● REQUIREMENTS: Write the material out again in full, exactly.

(Extracted records)
________________________
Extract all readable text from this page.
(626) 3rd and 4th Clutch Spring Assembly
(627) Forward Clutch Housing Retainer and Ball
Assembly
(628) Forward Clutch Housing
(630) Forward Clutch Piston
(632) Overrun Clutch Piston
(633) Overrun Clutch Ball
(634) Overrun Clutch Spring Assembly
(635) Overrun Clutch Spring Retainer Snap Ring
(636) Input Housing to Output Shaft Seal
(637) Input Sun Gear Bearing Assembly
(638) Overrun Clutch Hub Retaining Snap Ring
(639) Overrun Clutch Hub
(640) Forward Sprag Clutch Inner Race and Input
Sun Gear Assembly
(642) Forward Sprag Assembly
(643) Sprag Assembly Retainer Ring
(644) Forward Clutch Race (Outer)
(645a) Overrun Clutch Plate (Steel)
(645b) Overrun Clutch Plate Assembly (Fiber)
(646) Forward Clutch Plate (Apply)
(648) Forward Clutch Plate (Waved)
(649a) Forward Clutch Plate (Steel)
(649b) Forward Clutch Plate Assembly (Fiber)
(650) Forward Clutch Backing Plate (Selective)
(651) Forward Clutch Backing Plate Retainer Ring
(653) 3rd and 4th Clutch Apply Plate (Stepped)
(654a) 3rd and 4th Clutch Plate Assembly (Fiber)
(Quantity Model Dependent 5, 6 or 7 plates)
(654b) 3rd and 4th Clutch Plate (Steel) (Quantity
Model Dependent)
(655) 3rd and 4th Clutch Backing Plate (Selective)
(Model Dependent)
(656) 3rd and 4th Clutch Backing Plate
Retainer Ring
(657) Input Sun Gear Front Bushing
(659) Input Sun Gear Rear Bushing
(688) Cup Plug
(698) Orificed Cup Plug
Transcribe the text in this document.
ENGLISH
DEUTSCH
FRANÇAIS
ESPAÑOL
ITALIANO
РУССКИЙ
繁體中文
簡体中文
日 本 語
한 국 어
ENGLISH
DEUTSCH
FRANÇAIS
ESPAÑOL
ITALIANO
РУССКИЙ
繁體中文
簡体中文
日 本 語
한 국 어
________________________
● COMPLETED TASK:
Extract all readable text from this page.
(626) 3rd and 4th Clutch Spring Assembly
(627) Forward Clutch Housing Retainer and Ball
Assembly
(628) Forward Clutch Housing
(630) Forward Clutch Piston
(632) Overrun Clutch Piston
(633) Overrun Clutch Ball
(634) Overrun Clutch Spring Assembly
(635) Overrun Clutch Spring Retainer Snap Ring
(636) Input Housing to Output Shaft Seal
(637) Input Sun Gear Bearing Assembly
(638) Overrun Clutch Hub Retaining Snap Ring
(639) Overrun Clutch Hub
(640) Forward Sprag Clutch Inner Race and Input
Sun Gear Assembly
(642) Forward Sprag Assembly
(643) Sprag Assembly Retainer Ring
(644) Forward Clutch Race (Outer)
(645a) Overrun Clutch Plate (Steel)
(645b) Overrun Clutch Plate Assembly (Fiber)
(646) Forward Clutch Plate (Apply)
(648) Forward Clutch Plate (Waved)
(649a) Forward Clutch Plate (Steel)
(649b) Forward Clutch Plate Assembly (Fiber)
(650) Forward Clutch Backing Plate (Selective)
(651) Forward Clutch Backing Plate Retainer Ring
(653) 3rd and 4th Clutch Apply Plate (Stepped)
(654a) 3rd and 4th Clutch Plate Assembly (Fiber)
(Quantity Model Dependent 5, 6 or 7 plates)
(654b) 3rd and 4th Clutch Plate (Steel) (Quantity
Model Dependent)
(655) 3rd and 4th Clutch Backing Plate (Selective)
(Model Dependent)
(656) 3rd and 4th Clutch Backing Plate
Retainer Ring
(657) Input Sun Gear Front Bushing
(659) Input Sun Gear Rear Bushing
(688) Cup Plug
(698) Orificed Cup Plug
Transcribe the text in this document.
ENGLISH
DEUTSCH
FRANÇAIS
ESPAÑOL
ITALIANO
РУССКИЙ
繁體中文
簡体中文
日 本 語
한 국 어
ENGLISH
DEUTSCH
FRANÇAIS
ESPAÑOL
ITALIANO
РУССКИЙ
繁體中文
簡体中文
日 本 語
한 국 어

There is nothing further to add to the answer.